* begin The input *

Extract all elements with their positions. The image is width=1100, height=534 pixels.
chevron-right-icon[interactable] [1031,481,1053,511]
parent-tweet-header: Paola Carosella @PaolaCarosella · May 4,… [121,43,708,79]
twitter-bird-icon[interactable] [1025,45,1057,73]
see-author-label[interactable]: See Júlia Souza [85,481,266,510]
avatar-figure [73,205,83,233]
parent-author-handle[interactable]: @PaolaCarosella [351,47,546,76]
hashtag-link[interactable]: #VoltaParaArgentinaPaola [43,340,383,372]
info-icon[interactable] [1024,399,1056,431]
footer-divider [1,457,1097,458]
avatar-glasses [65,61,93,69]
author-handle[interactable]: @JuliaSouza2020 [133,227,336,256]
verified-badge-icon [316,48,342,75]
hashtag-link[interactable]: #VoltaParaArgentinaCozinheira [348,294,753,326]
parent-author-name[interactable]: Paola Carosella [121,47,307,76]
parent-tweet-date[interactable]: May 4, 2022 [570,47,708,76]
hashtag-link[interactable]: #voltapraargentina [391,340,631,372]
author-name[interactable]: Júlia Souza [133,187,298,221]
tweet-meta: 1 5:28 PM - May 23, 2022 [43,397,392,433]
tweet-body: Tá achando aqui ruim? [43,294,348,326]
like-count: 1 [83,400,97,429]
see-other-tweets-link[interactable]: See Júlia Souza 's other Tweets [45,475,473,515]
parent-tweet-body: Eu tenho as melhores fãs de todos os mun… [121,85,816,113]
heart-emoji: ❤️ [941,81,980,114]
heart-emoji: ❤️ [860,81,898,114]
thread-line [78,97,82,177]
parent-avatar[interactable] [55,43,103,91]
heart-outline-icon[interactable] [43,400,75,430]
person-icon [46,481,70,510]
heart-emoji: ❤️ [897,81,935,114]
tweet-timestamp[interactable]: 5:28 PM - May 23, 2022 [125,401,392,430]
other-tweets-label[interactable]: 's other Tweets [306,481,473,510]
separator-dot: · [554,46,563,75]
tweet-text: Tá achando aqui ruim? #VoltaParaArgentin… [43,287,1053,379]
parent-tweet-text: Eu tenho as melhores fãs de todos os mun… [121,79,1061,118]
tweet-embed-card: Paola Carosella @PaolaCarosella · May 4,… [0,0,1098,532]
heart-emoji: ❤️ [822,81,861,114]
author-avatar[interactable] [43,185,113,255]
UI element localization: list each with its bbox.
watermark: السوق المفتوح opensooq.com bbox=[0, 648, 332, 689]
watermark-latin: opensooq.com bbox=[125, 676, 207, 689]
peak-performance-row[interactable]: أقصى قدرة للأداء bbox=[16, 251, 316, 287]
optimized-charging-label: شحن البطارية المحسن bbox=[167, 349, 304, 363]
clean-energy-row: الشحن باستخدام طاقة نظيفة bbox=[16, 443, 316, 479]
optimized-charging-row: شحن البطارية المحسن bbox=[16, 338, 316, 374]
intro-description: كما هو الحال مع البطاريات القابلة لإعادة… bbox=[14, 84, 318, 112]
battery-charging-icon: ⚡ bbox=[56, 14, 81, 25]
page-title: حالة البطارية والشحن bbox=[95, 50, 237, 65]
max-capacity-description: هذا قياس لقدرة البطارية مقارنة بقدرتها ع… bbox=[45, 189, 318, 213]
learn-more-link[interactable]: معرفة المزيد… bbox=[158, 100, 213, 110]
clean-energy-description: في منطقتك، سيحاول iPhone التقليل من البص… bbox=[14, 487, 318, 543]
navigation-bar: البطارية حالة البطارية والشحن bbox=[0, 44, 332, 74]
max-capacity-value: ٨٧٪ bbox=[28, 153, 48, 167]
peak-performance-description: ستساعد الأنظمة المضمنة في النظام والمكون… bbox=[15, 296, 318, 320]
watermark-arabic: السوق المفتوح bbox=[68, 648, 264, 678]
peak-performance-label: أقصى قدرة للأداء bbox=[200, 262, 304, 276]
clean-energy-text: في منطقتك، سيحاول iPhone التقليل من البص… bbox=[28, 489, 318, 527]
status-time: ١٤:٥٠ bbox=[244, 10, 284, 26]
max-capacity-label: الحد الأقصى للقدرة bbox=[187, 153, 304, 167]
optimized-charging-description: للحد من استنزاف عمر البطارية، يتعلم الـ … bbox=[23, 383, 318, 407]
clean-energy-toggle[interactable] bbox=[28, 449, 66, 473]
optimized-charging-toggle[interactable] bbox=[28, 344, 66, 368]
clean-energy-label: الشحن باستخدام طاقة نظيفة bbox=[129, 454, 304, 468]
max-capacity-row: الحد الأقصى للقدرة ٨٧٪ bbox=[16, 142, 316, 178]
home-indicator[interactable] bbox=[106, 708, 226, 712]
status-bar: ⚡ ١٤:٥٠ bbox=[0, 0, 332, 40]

* end The input *

__What the exercise asks__
Can you output the rows from the very first line through the line containing "parent-tweet-header: Paola Carosella", both included, as a JSON list of strings with one string per line and blank lines omitted?

__Finished exercise__
[
  "Extract all elements with their positions. The image is width=1100, height=534 pixels.",
  "chevron-right-icon[interactable] [1031,481,1053,511]",
  "parent-tweet-header: Paola Carosella @PaolaCarosella · May 4,… [121,43,708,79]"
]